- _RECORDS SUPPLIED_:
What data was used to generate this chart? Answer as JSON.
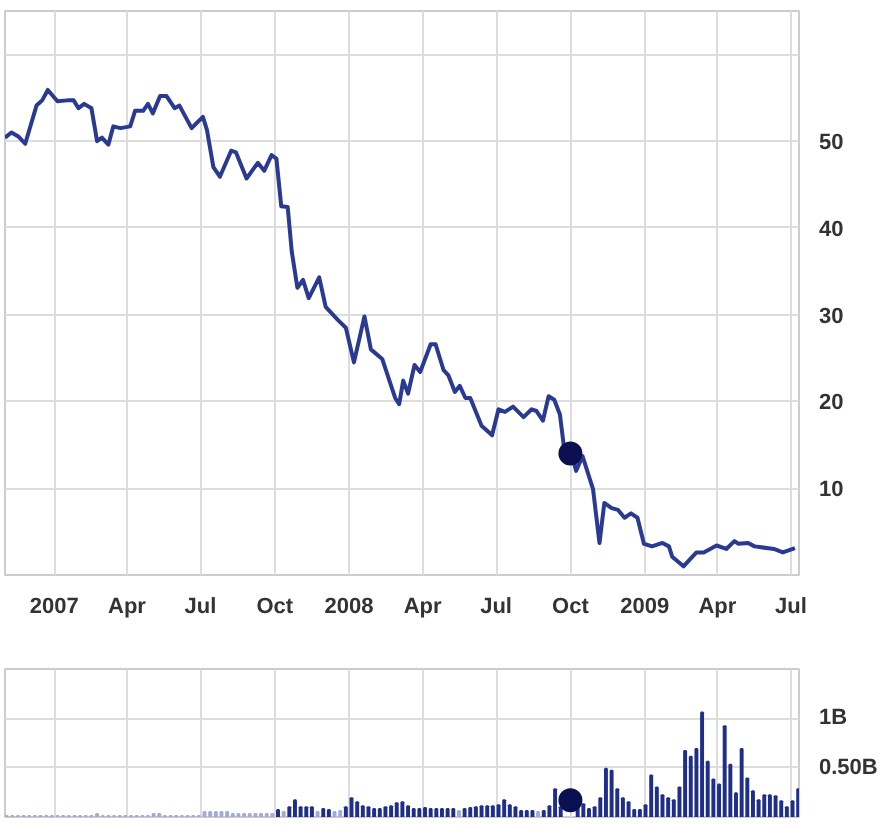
{
  "chart_data": [
    {
      "type": "line",
      "xlim": [
        "2006-11-01",
        "2009-07-11"
      ],
      "ylim": [
        0,
        65
      ],
      "xticks": [
        {
          "value": "2007-01-01",
          "label": "2007"
        },
        {
          "value": "2007-04-01",
          "label": "Apr"
        },
        {
          "value": "2007-07-01",
          "label": "Jul"
        },
        {
          "value": "2007-10-01",
          "label": "Oct"
        },
        {
          "value": "2008-01-01",
          "label": "2008"
        },
        {
          "value": "2008-04-01",
          "label": "Apr"
        },
        {
          "value": "2008-07-01",
          "label": "Jul"
        },
        {
          "value": "2008-10-01",
          "label": "Oct"
        },
        {
          "value": "2009-01-01",
          "label": "2009"
        },
        {
          "value": "2009-04-01",
          "label": "Apr"
        },
        {
          "value": "2009-07-01",
          "label": "Jul"
        }
      ],
      "yticks": [
        10,
        20,
        30,
        40,
        50,
        {
          "value": 60,
          "label": null
        }
      ],
      "grid": true,
      "series": [
        {
          "color": "#2a3a93",
          "x": [
            "2006-11-01",
            "2006-11-09",
            "2006-11-18",
            "2006-11-26",
            "2006-12-10",
            "2006-12-17",
            "2006-12-24",
            "2007-01-05",
            "2007-01-17",
            "2007-01-25",
            "2007-01-31",
            "2007-02-07",
            "2007-02-16",
            "2007-02-23",
            "2007-03-01",
            "2007-03-09",
            "2007-03-15",
            "2007-03-24",
            "2007-04-05",
            "2007-04-11",
            "2007-04-21",
            "2007-04-27",
            "2007-05-03",
            "2007-05-12",
            "2007-05-20",
            "2007-05-30",
            "2007-06-05",
            "2007-06-20",
            "2007-07-04",
            "2007-07-09",
            "2007-07-17",
            "2007-07-25",
            "2007-08-08",
            "2007-08-14",
            "2007-08-27",
            "2007-09-10",
            "2007-09-18",
            "2007-09-27",
            "2007-10-03",
            "2007-10-09",
            "2007-10-17",
            "2007-10-22",
            "2007-10-29",
            "2007-11-05",
            "2007-11-12",
            "2007-11-25",
            "2007-12-03",
            "2007-12-18",
            "2007-12-28",
            "2008-01-07",
            "2008-01-20",
            "2008-01-28",
            "2008-02-11",
            "2008-02-27",
            "2008-03-03",
            "2008-03-08",
            "2008-03-14",
            "2008-03-22",
            "2008-03-29",
            "2008-04-11",
            "2008-04-17",
            "2008-04-27",
            "2008-05-03",
            "2008-05-11",
            "2008-05-17",
            "2008-05-24",
            "2008-05-30",
            "2008-06-13",
            "2008-06-26",
            "2008-07-04",
            "2008-07-12",
            "2008-07-22",
            "2008-08-04",
            "2008-08-14",
            "2008-08-20",
            "2008-08-28",
            "2008-09-04",
            "2008-09-11",
            "2008-09-18",
            "2008-09-24",
            "2008-10-02",
            "2008-10-08",
            "2008-10-16",
            "2008-10-29",
            "2008-11-06",
            "2008-11-12",
            "2008-11-21",
            "2008-11-29",
            "2008-12-07",
            "2008-12-15",
            "2008-12-23",
            "2008-12-31",
            "2009-01-10",
            "2009-01-23",
            "2009-01-31",
            "2009-02-04",
            "2009-02-18",
            "2009-03-06",
            "2009-03-15",
            "2009-03-31",
            "2009-04-12",
            "2009-04-22",
            "2009-04-27",
            "2009-05-09",
            "2009-05-17",
            "2009-06-10",
            "2009-06-21",
            "2009-07-06"
          ],
          "values": [
            50.4,
            51.0,
            50.5,
            49.7,
            54.1,
            54.7,
            55.9,
            54.6,
            54.7,
            54.7,
            53.8,
            54.3,
            53.8,
            50.0,
            50.4,
            49.6,
            51.7,
            51.5,
            51.7,
            53.5,
            53.5,
            54.3,
            53.2,
            55.2,
            55.2,
            53.8,
            54.1,
            51.5,
            52.8,
            51.3,
            47.0,
            45.9,
            48.9,
            48.7,
            45.7,
            47.5,
            46.6,
            48.4,
            48.0,
            42.5,
            42.4,
            37.3,
            33.1,
            34.0,
            31.9,
            34.3,
            30.9,
            29.4,
            28.5,
            24.5,
            29.8,
            26.0,
            24.9,
            20.4,
            19.7,
            22.4,
            20.9,
            24.2,
            23.4,
            26.6,
            26.6,
            23.6,
            23.0,
            21.1,
            21.8,
            20.4,
            20.4,
            17.2,
            16.1,
            19.1,
            18.8,
            19.4,
            18.2,
            19.1,
            18.9,
            17.8,
            20.6,
            20.2,
            18.5,
            14.0,
            14.2,
            12.0,
            13.7,
            9.9,
            3.7,
            8.3,
            7.7,
            7.5,
            6.6,
            7.1,
            6.6,
            3.6,
            3.3,
            3.7,
            3.3,
            2.1,
            1.0,
            2.6,
            2.6,
            3.4,
            3.0,
            3.9,
            3.6,
            3.7,
            3.3,
            3.0,
            2.6,
            3.1
          ]
        },
        {
          "type": "scatter",
          "color": "#0a1050",
          "marker": "circle",
          "x": [
            "2008-10-01"
          ],
          "values": [
            14.0
          ]
        }
      ]
    },
    {
      "type": "bar",
      "xlim": [
        "2006-11-01",
        "2009-07-11"
      ],
      "ylim": [
        0,
        1.5
      ],
      "tick_labels": "y",
      "xticks": [
        {
          "value": "2007-01-01",
          "label": null
        },
        {
          "value": "2007-04-01",
          "label": null
        },
        {
          "value": "2007-07-01",
          "label": null
        },
        {
          "value": "2007-10-01",
          "label": null
        },
        {
          "value": "2008-01-01",
          "label": null
        },
        {
          "value": "2008-04-01",
          "label": null
        },
        {
          "value": "2008-07-01",
          "label": null
        },
        {
          "value": "2008-10-01",
          "label": null
        },
        {
          "value": "2009-01-01",
          "label": null
        },
        {
          "value": "2009-04-01",
          "label": null
        },
        {
          "value": "2009-07-01",
          "label": null
        }
      ],
      "yticks": [
        {
          "value": 0.5,
          "label": "0.50B"
        },
        {
          "value": 1,
          "label": "1B"
        },
        {
          "value": 1.5,
          "label": null
        }
      ],
      "grid": true,
      "series": [
        {
          "color": "#a3aad8",
          "x": [
            "2006-11-03",
            "2006-11-10",
            "2006-11-17",
            "2006-11-24",
            "2006-12-01",
            "2006-12-08",
            "2006-12-15",
            "2006-12-22",
            "2006-12-29",
            "2007-01-05",
            "2007-01-12",
            "2007-01-19",
            "2007-01-26",
            "2007-02-02",
            "2007-02-09",
            "2007-02-16",
            "2007-02-23",
            "2007-03-02",
            "2007-03-09",
            "2007-03-16",
            "2007-03-23",
            "2007-03-30",
            "2007-04-06",
            "2007-04-13",
            "2007-04-20",
            "2007-04-27",
            "2007-05-04",
            "2007-05-11",
            "2007-05-18",
            "2007-05-25",
            "2007-06-01",
            "2007-06-08",
            "2007-06-15",
            "2007-06-22",
            "2007-06-29",
            "2007-07-06",
            "2007-07-13",
            "2007-07-20",
            "2007-07-27",
            "2007-08-03",
            "2007-08-10",
            "2007-08-17",
            "2007-08-24",
            "2007-08-31",
            "2007-09-07",
            "2007-09-14",
            "2007-09-21",
            "2007-09-28",
            "2007-10-12",
            "2007-11-23",
            "2007-12-14",
            "2007-12-21",
            "2008-05-16",
            "2008-08-22"
          ],
          "values": [
            0.01,
            0.01,
            0.01,
            0.01,
            0.01,
            0.01,
            0.01,
            0.01,
            0.01,
            0.01,
            0.01,
            0.01,
            0.01,
            0.01,
            0.01,
            0.01,
            0.03,
            0.01,
            0.01,
            0.01,
            0.01,
            0.01,
            0.01,
            0.01,
            0.01,
            0.01,
            0.03,
            0.03,
            0.01,
            0.01,
            0.01,
            0.01,
            0.01,
            0.01,
            0.01,
            0.05,
            0.05,
            0.05,
            0.05,
            0.05,
            0.03,
            0.03,
            0.03,
            0.03,
            0.03,
            0.03,
            0.03,
            0.03,
            0.05,
            0.05,
            0.05,
            0.06,
            0.06,
            0.05
          ]
        },
        {
          "color": "#1f2e8a",
          "x": [
            "2007-10-05",
            "2007-10-19",
            "2007-10-26",
            "2007-11-02",
            "2007-11-09",
            "2007-11-16",
            "2007-11-30",
            "2007-12-07",
            "2007-12-28",
            "2008-01-04",
            "2008-01-11",
            "2008-01-18",
            "2008-01-25",
            "2008-02-01",
            "2008-02-08",
            "2008-02-15",
            "2008-02-22",
            "2008-02-29",
            "2008-03-07",
            "2008-03-14",
            "2008-03-21",
            "2008-03-28",
            "2008-04-04",
            "2008-04-11",
            "2008-04-18",
            "2008-04-25",
            "2008-05-02",
            "2008-05-09",
            "2008-05-23",
            "2008-05-30",
            "2008-06-06",
            "2008-06-13",
            "2008-06-20",
            "2008-06-27",
            "2008-07-04",
            "2008-07-11",
            "2008-07-18",
            "2008-07-25",
            "2008-08-01",
            "2008-08-08",
            "2008-08-15",
            "2008-08-29",
            "2008-09-05",
            "2008-09-12",
            "2008-09-19",
            "2008-09-26",
            "2008-10-03",
            "2008-10-10",
            "2008-10-17",
            "2008-10-24",
            "2008-10-31",
            "2008-11-07",
            "2008-11-14",
            "2008-11-21",
            "2008-11-28",
            "2008-12-05",
            "2008-12-12",
            "2008-12-19",
            "2008-12-26",
            "2009-01-02",
            "2009-01-09",
            "2009-01-16",
            "2009-01-23",
            "2009-01-30",
            "2009-02-06",
            "2009-02-13",
            "2009-02-20",
            "2009-02-27",
            "2009-03-06",
            "2009-03-13",
            "2009-03-20",
            "2009-03-27",
            "2009-04-03",
            "2009-04-10",
            "2009-04-17",
            "2009-04-24",
            "2009-05-01",
            "2009-05-08",
            "2009-05-15",
            "2009-05-22",
            "2009-05-29",
            "2009-06-05",
            "2009-06-12",
            "2009-06-19",
            "2009-06-26",
            "2009-07-03",
            "2009-07-10"
          ],
          "values": [
            0.07,
            0.1,
            0.17,
            0.1,
            0.1,
            0.1,
            0.08,
            0.07,
            0.1,
            0.19,
            0.15,
            0.11,
            0.1,
            0.08,
            0.08,
            0.1,
            0.11,
            0.14,
            0.15,
            0.11,
            0.08,
            0.08,
            0.09,
            0.08,
            0.08,
            0.08,
            0.08,
            0.08,
            0.08,
            0.09,
            0.1,
            0.11,
            0.11,
            0.11,
            0.12,
            0.17,
            0.12,
            0.1,
            0.06,
            0.06,
            0.06,
            0.06,
            0.11,
            0.28,
            0.1,
            null,
            null,
            0.12,
            0.13,
            0.08,
            0.1,
            0.19,
            0.49,
            0.47,
            0.28,
            0.19,
            0.15,
            0.07,
            0.07,
            0.12,
            0.42,
            0.3,
            0.22,
            0.19,
            0.17,
            0.3,
            0.67,
            0.61,
            0.69,
            1.06,
            0.56,
            0.38,
            0.33,
            0.92,
            0.53,
            0.24,
            0.69,
            0.39,
            0.26,
            0.17,
            0.22,
            0.22,
            0.21,
            0.16,
            0.1,
            0.16,
            0.28
          ]
        },
        {
          "type": "scatter",
          "color": "#0a1050",
          "marker": "circle",
          "x": [
            "2008-10-01"
          ],
          "values": [
            0.17
          ]
        }
      ]
    }
  ]
}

- _TASK STATEMENT_:
Pick out each line in the material containing "color".

- _SOLUTION TO THIS PROBLEM_:
          "color": "#2a3a93",
          "color": "#0a1050",
          "color": "#a3aad8",
          "color": "#1f2e8a",
          "color": "#0a1050",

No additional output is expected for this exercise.